EXERCISE MATERIAL.
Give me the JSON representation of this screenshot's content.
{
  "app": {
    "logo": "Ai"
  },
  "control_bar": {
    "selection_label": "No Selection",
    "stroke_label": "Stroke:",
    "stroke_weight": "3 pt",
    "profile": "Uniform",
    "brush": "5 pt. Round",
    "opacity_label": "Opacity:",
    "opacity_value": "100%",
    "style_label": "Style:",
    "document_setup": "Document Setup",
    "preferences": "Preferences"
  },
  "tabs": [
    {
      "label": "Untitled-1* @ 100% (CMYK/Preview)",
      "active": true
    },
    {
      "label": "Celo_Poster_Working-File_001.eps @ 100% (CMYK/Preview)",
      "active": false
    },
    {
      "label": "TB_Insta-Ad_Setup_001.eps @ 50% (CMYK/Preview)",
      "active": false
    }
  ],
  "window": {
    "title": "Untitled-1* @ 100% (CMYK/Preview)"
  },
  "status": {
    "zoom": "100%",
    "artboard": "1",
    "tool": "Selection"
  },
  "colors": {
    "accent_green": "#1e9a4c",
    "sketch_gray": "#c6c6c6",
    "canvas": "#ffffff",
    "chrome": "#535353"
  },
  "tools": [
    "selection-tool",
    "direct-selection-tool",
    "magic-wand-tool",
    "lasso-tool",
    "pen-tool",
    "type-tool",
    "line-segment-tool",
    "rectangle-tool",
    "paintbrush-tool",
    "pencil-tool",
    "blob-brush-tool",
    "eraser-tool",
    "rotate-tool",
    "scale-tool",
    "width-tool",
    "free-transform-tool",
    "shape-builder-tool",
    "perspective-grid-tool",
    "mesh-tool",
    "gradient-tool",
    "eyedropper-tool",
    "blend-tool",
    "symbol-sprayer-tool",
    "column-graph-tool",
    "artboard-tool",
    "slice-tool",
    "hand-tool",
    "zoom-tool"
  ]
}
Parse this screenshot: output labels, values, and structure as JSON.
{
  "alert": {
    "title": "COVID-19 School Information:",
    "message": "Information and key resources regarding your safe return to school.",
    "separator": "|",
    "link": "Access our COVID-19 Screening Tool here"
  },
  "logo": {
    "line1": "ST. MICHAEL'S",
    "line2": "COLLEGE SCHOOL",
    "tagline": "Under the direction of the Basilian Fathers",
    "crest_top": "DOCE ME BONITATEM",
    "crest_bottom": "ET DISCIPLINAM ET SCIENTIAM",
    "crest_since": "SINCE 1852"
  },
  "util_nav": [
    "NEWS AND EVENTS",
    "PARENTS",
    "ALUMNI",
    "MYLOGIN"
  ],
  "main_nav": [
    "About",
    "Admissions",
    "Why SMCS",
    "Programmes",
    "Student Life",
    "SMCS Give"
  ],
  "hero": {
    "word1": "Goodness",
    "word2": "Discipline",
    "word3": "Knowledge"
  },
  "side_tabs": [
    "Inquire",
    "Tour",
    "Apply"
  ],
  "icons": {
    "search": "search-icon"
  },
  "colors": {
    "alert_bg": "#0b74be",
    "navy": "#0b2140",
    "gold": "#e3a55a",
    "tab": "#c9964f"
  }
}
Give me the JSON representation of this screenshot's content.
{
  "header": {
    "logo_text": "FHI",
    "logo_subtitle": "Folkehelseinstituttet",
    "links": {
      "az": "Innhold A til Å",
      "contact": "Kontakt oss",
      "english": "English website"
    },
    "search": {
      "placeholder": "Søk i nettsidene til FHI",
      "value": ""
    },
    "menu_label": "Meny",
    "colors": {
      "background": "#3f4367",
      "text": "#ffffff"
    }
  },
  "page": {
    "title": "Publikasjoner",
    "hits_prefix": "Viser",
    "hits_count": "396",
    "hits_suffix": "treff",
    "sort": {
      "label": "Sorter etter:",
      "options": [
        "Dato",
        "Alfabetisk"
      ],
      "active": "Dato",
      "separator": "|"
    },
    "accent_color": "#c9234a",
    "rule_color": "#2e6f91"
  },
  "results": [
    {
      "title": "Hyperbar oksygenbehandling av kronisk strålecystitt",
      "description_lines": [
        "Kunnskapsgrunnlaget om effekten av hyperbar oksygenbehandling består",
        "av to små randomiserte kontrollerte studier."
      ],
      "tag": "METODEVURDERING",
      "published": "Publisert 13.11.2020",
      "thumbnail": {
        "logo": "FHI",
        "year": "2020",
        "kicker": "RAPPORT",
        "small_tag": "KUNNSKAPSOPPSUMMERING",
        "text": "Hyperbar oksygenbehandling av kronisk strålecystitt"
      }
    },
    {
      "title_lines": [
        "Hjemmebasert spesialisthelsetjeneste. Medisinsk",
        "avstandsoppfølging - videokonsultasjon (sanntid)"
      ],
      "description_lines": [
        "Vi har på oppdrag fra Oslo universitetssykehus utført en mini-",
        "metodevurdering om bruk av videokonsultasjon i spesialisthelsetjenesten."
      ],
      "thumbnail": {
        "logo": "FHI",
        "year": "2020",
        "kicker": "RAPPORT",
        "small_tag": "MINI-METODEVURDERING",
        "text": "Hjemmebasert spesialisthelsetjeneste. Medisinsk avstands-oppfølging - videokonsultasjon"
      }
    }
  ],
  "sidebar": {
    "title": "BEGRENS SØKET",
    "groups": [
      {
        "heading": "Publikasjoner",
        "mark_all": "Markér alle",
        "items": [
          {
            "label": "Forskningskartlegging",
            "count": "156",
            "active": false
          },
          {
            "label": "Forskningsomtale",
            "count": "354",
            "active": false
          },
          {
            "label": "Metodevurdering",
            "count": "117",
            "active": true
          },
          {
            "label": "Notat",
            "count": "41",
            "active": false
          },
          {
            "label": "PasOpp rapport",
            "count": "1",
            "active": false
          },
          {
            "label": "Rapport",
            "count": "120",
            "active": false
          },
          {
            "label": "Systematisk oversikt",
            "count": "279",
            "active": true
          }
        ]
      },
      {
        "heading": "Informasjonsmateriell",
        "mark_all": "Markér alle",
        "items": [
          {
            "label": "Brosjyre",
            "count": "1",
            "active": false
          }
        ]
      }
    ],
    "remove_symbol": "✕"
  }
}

EXERCISE GOAL.
Your task is to repeat every line exactly.

WRITTEN RESPONSE.
Give me the JSON representation of this screenshot's content.
{
  "app": {
    "logo": "Ai"
  },
  "control_bar": {
    "selection_label": "No Selection",
    "stroke_label": "Stroke:",
    "stroke_weight": "3 pt",
    "profile": "Uniform",
    "brush": "5 pt. Round",
    "opacity_label": "Opacity:",
    "opacity_value": "100%",
    "style_label": "Style:",
    "document_setup": "Document Setup",
    "preferences": "Preferences"
  },
  "tabs": [
    {
      "label": "Untitled-1* @ 100% (CMYK/Preview)",
      "active": true
    },
    {
      "label": "Celo_Poster_Working-File_001.eps @ 100% (CMYK/Preview)",
      "active": false
    },
    {
      "label": "TB_Insta-Ad_Setup_001.eps @ 50% (CMYK/Preview)",
      "active": false
    }
  ],
  "window": {
    "title": "Untitled-1* @ 100% (CMYK/Preview)"
  },
  "status": {
    "zoom": "100%",
    "artboard": "1",
    "tool": "Selection"
  },
  "colors": {
    "accent_green": "#1e9a4c",
    "sketch_gray": "#c6c6c6",
    "canvas": "#ffffff",
    "chrome": "#535353"
  },
  "tools": [
    "selection-tool",
    "direct-selection-tool",
    "magic-wand-tool",
    "lasso-tool",
    "pen-tool",
    "type-tool",
    "line-segment-tool",
    "rectangle-tool",
    "paintbrush-tool",
    "pencil-tool",
    "blob-brush-tool",
    "eraser-tool",
    "rotate-tool",
    "scale-tool",
    "width-tool",
    "free-transform-tool",
    "shape-builder-tool",
    "perspective-grid-tool",
    "mesh-tool",
    "gradient-tool",
    "eyedropper-tool",
    "blend-tool",
    "symbol-sprayer-tool",
    "column-graph-tool",
    "artboard-tool",
    "slice-tool",
    "hand-tool",
    "zoom-tool"
  ]
}
Parse this screenshot: output labels, values, and structure as JSON.
{
  "alert": {
    "title": "COVID-19 School Information:",
    "message": "Information and key resources regarding your safe return to school.",
    "separator": "|",
    "link": "Access our COVID-19 Screening Tool here"
  },
  "logo": {
    "line1": "ST. MICHAEL'S",
    "line2": "COLLEGE SCHOOL",
    "tagline": "Under the direction of the Basilian Fathers",
    "crest_top": "DOCE ME BONITATEM",
    "crest_bottom": "ET DISCIPLINAM ET SCIENTIAM",
    "crest_since": "SINCE 1852"
  },
  "util_nav": [
    "NEWS AND EVENTS",
    "PARENTS",
    "ALUMNI",
    "MYLOGIN"
  ],
  "main_nav": [
    "About",
    "Admissions",
    "Why SMCS",
    "Programmes",
    "Student Life",
    "SMCS Give"
  ],
  "hero": {
    "word1": "Goodness",
    "word2": "Discipline",
    "word3": "Knowledge"
  },
  "side_tabs": [
    "Inquire",
    "Tour",
    "Apply"
  ],
  "icons": {
    "search": "search-icon"
  },
  "colors": {
    "alert_bg": "#0b74be",
    "navy": "#0b2140",
    "gold": "#e3a55a",
    "tab": "#c9964f"
  }
}
Give me the JSON representation of this screenshot's content.
{
  "header": {
    "logo_text": "FHI",
    "logo_subtitle": "Folkehelseinstituttet",
    "links": {
      "az": "Innhold A til Å",
      "contact": "Kontakt oss",
      "english": "English website"
    },
    "search": {
      "placeholder": "Søk i nettsidene til FHI",
      "value": ""
    },
    "menu_label": "Meny",
    "colors": {
      "background": "#3f4367",
      "text": "#ffffff"
    }
  },
  "page": {
    "title": "Publikasjoner",
    "hits_prefix": "Viser",
    "hits_count": "396",
    "hits_suffix": "treff",
    "sort": {
      "label": "Sorter etter:",
      "options": [
        "Dato",
        "Alfabetisk"
      ],
      "active": "Dato",
      "separator": "|"
    },
    "accent_color": "#c9234a",
    "rule_color": "#2e6f91"
  },
  "results": [
    {
      "title": "Hyperbar oksygenbehandling av kronisk strålecystitt",
      "description_lines": [
        "Kunnskapsgrunnlaget om effekten av hyperbar oksygenbehandling består",
        "av to små randomiserte kontrollerte studier."
      ],
      "tag": "METODEVURDERING",
      "published": "Publisert 13.11.2020",
      "thumbnail": {
        "logo": "FHI",
        "year": "2020",
        "kicker": "RAPPORT",
        "small_tag": "KUNNSKAPSOPPSUMMERING",
        "text": "Hyperbar oksygenbehandling av kronisk strålecystitt"
      }
    },
    {
      "title_lines": [
        "Hjemmebasert spesialisthelsetjeneste. Medisinsk",
        "avstandsoppfølging - videokonsultasjon (sanntid)"
      ],
      "description_lines": [
        "Vi har på oppdrag fra Oslo universitetssykehus utført en mini-",
        "metodevurdering om bruk av videokonsultasjon i spesialisthelsetjenesten."
      ],
      "thumbnail": {
        "logo": "FHI",
        "year": "2020",
        "kicker": "RAPPORT",
        "small_tag": "MINI-METODEVURDERING",
        "text": "Hjemmebasert spesialisthelsetjeneste. Medisinsk avstands-oppfølging - videokonsultasjon"
      }
    }
  ],
  "sidebar": {
    "title": "BEGRENS SØKET",
    "groups": [
      {
        "heading": "Publikasjoner",
        "mark_all": "Markér alle",
        "items": [
          {
            "label": "Forskningskartlegging",
            "count": "156",
            "active": false
          },
          {
            "label": "Forskningsomtale",
            "count": "354",
            "active": false
          },
          {
            "label": "Metodevurdering",
            "count": "117",
            "active": true
          },
          {
            "label": "Notat",
            "count": "41",
            "active": false
          },
          {
            "label": "PasOpp rapport",
            "count": "1",
            "active": false
          },
          {
            "label": "Rapport",
            "count": "120",
            "active": false
          },
          {
            "label": "Systematisk oversikt",
            "count": "279",
            "active": true
          }
        ]
      },
      {
        "heading": "Informasjonsmateriell",
        "mark_all": "Markér alle",
        "items": [
          {
            "label": "Brosjyre",
            "count": "1",
            "active": false
          }
        ]
      }
    ],
    "remove_symbol": "✕"
  }
}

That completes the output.